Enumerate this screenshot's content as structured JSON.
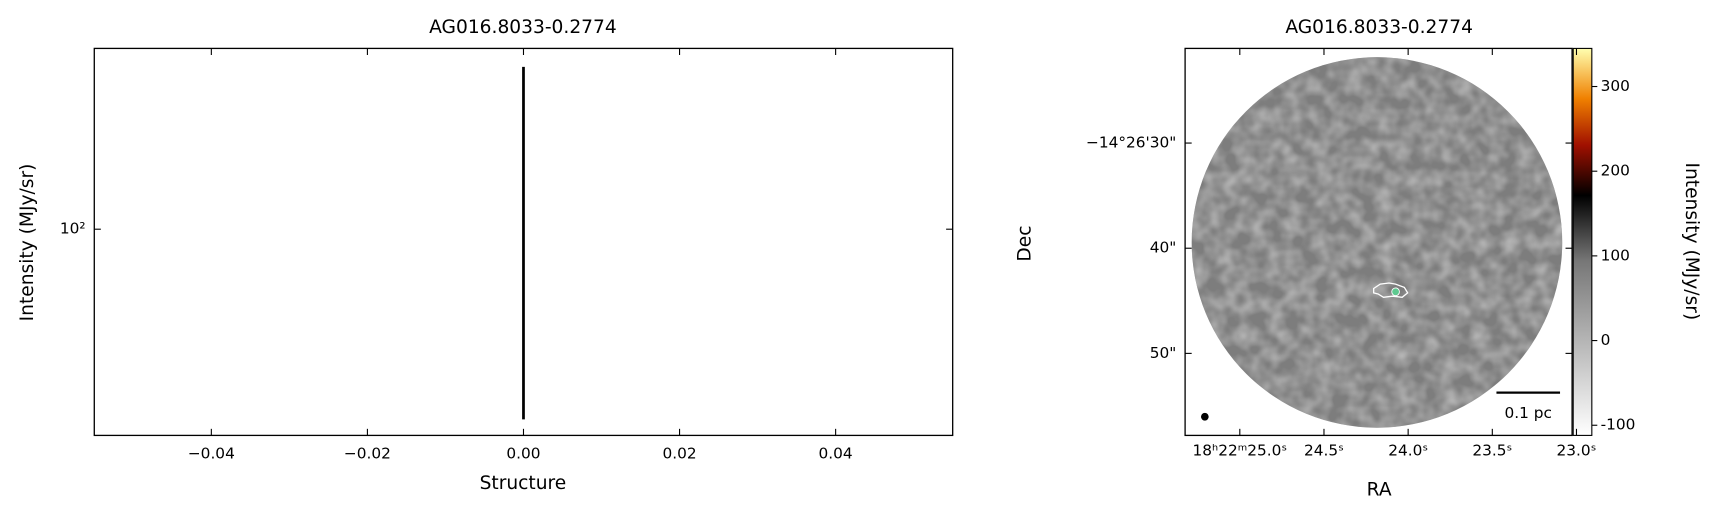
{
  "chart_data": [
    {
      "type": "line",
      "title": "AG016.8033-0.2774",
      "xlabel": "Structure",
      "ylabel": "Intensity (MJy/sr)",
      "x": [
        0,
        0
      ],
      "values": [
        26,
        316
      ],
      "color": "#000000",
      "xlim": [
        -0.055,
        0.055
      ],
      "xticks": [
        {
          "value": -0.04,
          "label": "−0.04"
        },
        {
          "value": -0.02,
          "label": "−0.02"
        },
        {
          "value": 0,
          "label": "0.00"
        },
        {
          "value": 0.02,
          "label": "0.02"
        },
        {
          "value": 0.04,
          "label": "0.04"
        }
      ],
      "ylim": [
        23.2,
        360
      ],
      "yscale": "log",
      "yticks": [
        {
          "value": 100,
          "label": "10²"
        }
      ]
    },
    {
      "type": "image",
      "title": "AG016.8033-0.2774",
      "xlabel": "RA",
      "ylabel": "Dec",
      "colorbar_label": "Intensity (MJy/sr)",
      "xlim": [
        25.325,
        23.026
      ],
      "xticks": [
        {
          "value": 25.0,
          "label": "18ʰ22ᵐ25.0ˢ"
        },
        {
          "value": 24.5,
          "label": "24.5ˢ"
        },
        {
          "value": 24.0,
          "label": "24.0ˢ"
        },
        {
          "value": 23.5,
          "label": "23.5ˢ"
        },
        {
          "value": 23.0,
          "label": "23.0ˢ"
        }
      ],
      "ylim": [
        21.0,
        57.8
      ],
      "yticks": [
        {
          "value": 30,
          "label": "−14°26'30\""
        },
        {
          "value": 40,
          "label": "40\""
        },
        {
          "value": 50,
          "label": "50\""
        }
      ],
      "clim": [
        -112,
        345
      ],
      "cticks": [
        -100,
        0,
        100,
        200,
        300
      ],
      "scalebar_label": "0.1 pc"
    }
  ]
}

Your goal: Search the records for the string "Intensity" and return every line in which it occurs.

Task result:
      "ylabel": "Intensity (MJy/sr)",
      "colorbar_label": "Intensity (MJy/sr)",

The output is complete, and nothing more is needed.